Stored data

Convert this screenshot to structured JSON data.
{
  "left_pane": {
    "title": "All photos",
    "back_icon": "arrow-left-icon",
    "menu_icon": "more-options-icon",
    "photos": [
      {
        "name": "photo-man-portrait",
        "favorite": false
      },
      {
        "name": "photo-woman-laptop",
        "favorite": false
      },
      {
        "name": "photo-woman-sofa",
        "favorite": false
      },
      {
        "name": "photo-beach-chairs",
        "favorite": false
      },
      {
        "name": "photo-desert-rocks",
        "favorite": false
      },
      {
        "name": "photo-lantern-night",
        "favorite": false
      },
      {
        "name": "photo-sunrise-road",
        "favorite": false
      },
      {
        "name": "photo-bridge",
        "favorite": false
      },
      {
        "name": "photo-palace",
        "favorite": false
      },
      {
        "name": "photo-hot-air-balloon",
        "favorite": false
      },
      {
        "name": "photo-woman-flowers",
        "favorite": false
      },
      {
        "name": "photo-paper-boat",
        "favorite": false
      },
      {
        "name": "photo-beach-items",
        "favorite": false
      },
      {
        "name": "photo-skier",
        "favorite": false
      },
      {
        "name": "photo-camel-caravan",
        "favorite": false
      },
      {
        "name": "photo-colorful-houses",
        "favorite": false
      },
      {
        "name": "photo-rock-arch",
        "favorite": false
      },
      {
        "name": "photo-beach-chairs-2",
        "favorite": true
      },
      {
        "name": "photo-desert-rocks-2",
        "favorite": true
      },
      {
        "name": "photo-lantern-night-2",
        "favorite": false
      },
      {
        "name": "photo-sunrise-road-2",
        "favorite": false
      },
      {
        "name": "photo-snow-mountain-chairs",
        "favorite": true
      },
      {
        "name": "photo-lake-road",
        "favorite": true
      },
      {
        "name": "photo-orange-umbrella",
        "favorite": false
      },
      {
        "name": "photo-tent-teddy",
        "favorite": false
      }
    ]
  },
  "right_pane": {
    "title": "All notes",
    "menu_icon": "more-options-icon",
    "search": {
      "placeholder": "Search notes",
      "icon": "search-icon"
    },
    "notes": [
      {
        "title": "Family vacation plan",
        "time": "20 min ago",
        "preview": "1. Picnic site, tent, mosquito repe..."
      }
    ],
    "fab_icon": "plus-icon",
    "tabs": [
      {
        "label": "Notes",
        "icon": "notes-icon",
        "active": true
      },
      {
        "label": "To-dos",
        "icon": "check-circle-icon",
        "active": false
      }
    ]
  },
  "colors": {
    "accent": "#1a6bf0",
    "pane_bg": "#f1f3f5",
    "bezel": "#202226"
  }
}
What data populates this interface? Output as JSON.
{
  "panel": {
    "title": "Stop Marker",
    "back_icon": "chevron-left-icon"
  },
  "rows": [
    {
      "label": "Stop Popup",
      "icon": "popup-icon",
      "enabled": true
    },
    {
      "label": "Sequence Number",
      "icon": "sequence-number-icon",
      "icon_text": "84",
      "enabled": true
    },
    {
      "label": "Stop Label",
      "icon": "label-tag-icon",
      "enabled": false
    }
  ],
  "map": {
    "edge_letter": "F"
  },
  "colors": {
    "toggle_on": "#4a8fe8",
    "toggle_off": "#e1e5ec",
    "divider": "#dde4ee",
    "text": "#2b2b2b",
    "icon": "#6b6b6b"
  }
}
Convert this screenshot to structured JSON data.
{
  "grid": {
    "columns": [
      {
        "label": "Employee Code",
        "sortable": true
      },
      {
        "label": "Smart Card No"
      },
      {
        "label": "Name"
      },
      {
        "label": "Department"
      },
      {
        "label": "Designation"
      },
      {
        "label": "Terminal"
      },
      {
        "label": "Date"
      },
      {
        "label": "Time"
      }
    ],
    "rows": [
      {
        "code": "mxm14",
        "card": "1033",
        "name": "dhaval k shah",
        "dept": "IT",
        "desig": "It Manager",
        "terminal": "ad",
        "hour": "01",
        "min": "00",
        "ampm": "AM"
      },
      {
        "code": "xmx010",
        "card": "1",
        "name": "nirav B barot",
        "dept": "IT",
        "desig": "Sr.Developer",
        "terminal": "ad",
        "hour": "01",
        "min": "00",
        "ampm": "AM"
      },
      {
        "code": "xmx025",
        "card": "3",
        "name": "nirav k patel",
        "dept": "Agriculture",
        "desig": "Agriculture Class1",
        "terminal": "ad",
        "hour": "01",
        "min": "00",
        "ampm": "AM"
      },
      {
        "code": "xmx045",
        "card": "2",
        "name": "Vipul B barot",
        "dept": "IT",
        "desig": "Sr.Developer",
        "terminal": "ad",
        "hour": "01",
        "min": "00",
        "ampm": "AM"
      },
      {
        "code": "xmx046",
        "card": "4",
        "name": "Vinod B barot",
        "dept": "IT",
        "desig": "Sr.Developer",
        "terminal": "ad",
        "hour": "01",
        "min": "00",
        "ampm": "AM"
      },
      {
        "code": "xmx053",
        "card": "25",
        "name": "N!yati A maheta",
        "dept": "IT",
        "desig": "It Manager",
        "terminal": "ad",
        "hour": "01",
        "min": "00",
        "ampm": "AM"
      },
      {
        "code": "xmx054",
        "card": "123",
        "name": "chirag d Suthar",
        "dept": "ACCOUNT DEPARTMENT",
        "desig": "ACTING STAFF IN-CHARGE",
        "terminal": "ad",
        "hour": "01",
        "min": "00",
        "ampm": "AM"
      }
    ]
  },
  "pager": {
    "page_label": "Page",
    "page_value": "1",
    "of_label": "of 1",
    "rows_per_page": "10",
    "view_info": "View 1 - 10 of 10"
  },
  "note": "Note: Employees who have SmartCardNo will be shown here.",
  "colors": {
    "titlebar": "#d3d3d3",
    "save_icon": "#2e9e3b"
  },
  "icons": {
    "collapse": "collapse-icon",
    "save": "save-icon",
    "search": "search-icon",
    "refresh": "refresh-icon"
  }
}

Given task – Give every line of the material again, exactly as it reads.

Written answer –
Convert this screenshot to structured JSON data.
{
  "left_pane": {
    "title": "All photos",
    "back_icon": "arrow-left-icon",
    "menu_icon": "more-options-icon",
    "photos": [
      {
        "name": "photo-man-portrait",
        "favorite": false
      },
      {
        "name": "photo-woman-laptop",
        "favorite": false
      },
      {
        "name": "photo-woman-sofa",
        "favorite": false
      },
      {
        "name": "photo-beach-chairs",
        "favorite": false
      },
      {
        "name": "photo-desert-rocks",
        "favorite": false
      },
      {
        "name": "photo-lantern-night",
        "favorite": false
      },
      {
        "name": "photo-sunrise-road",
        "favorite": false
      },
      {
        "name": "photo-bridge",
        "favorite": false
      },
      {
        "name": "photo-palace",
        "favorite": false
      },
      {
        "name": "photo-hot-air-balloon",
        "favorite": false
      },
      {
        "name": "photo-woman-flowers",
        "favorite": false
      },
      {
        "name": "photo-paper-boat",
        "favorite": false
      },
      {
        "name": "photo-beach-items",
        "favorite": false
      },
      {
        "name": "photo-skier",
        "favorite": false
      },
      {
        "name": "photo-camel-caravan",
        "favorite": false
      },
      {
        "name": "photo-colorful-houses",
        "favorite": false
      },
      {
        "name": "photo-rock-arch",
        "favorite": false
      },
      {
        "name": "photo-beach-chairs-2",
        "favorite": true
      },
      {
        "name": "photo-desert-rocks-2",
        "favorite": true
      },
      {
        "name": "photo-lantern-night-2",
        "favorite": false
      },
      {
        "name": "photo-sunrise-road-2",
        "favorite": false
      },
      {
        "name": "photo-snow-mountain-chairs",
        "favorite": true
      },
      {
        "name": "photo-lake-road",
        "favorite": true
      },
      {
        "name": "photo-orange-umbrella",
        "favorite": false
      },
      {
        "name": "photo-tent-teddy",
        "favorite": false
      }
    ]
  },
  "right_pane": {
    "title": "All notes",
    "menu_icon": "more-options-icon",
    "search": {
      "placeholder": "Search notes",
      "icon": "search-icon"
    },
    "notes": [
      {
        "title": "Family vacation plan",
        "time": "20 min ago",
        "preview": "1. Picnic site, tent, mosquito repe..."
      }
    ],
    "fab_icon": "plus-icon",
    "tabs": [
      {
        "label": "Notes",
        "icon": "notes-icon",
        "active": true
      },
      {
        "label": "To-dos",
        "icon": "check-circle-icon",
        "active": false
      }
    ]
  },
  "colors": {
    "accent": "#1a6bf0",
    "pane_bg": "#f1f3f5",
    "bezel": "#202226"
  }
}
What data populates this interface? Output as JSON.
{
  "panel": {
    "title": "Stop Marker",
    "back_icon": "chevron-left-icon"
  },
  "rows": [
    {
      "label": "Stop Popup",
      "icon": "popup-icon",
      "enabled": true
    },
    {
      "label": "Sequence Number",
      "icon": "sequence-number-icon",
      "icon_text": "84",
      "enabled": true
    },
    {
      "label": "Stop Label",
      "icon": "label-tag-icon",
      "enabled": false
    }
  ],
  "map": {
    "edge_letter": "F"
  },
  "colors": {
    "toggle_on": "#4a8fe8",
    "toggle_off": "#e1e5ec",
    "divider": "#dde4ee",
    "text": "#2b2b2b",
    "icon": "#6b6b6b"
  }
}
Convert this screenshot to structured JSON data.
{
  "grid": {
    "columns": [
      {
        "label": "Employee Code",
        "sortable": true
      },
      {
        "label": "Smart Card No"
      },
      {
        "label": "Name"
      },
      {
        "label": "Department"
      },
      {
        "label": "Designation"
      },
      {
        "label": "Terminal"
      },
      {
        "label": "Date"
      },
      {
        "label": "Time"
      }
    ],
    "rows": [
      {
        "code": "mxm14",
        "card": "1033",
        "name": "dhaval k shah",
        "dept": "IT",
        "desig": "It Manager",
        "terminal": "ad",
        "hour": "01",
        "min": "00",
        "ampm": "AM"
      },
      {
        "code": "xmx010",
        "card": "1",
        "name": "nirav B barot",
        "dept": "IT",
        "desig": "Sr.Developer",
        "terminal": "ad",
        "hour": "01",
        "min": "00",
        "ampm": "AM"
      },
      {
        "code": "xmx025",
        "card": "3",
        "name": "nirav k patel",
        "dept": "Agriculture",
        "desig": "Agriculture Class1",
        "terminal": "ad",
        "hour": "01",
        "min": "00",
        "ampm": "AM"
      },
      {
        "code": "xmx045",
        "card": "2",
        "name": "Vipul B barot",
        "dept": "IT",
        "desig": "Sr.Developer",
        "terminal": "ad",
        "hour": "01",
        "min": "00",
        "ampm": "AM"
      },
      {
        "code": "xmx046",
        "card": "4",
        "name": "Vinod B barot",
        "dept": "IT",
        "desig": "Sr.Developer",
        "terminal": "ad",
        "hour": "01",
        "min": "00",
        "ampm": "AM"
      },
      {
        "code": "xmx053",
        "card": "25",
        "name": "N!yati A maheta",
        "dept": "IT",
        "desig": "It Manager",
        "terminal": "ad",
        "hour": "01",
        "min": "00",
        "ampm": "AM"
      },
      {
        "code": "xmx054",
        "card": "123",
        "name": "chirag d Suthar",
        "dept": "ACCOUNT DEPARTMENT",
        "desig": "ACTING STAFF IN-CHARGE",
        "terminal": "ad",
        "hour": "01",
        "min": "00",
        "ampm": "AM"
      }
    ]
  },
  "pager": {
    "page_label": "Page",
    "page_value": "1",
    "of_label": "of 1",
    "rows_per_page": "10",
    "view_info": "View 1 - 10 of 10"
  },
  "note": "Note: Employees who have SmartCardNo will be shown here.",
  "colors": {
    "titlebar": "#d3d3d3",
    "save_icon": "#2e9e3b"
  },
  "icons": {
    "collapse": "collapse-icon",
    "save": "save-icon",
    "search": "search-icon",
    "refresh": "refresh-icon"
  }
}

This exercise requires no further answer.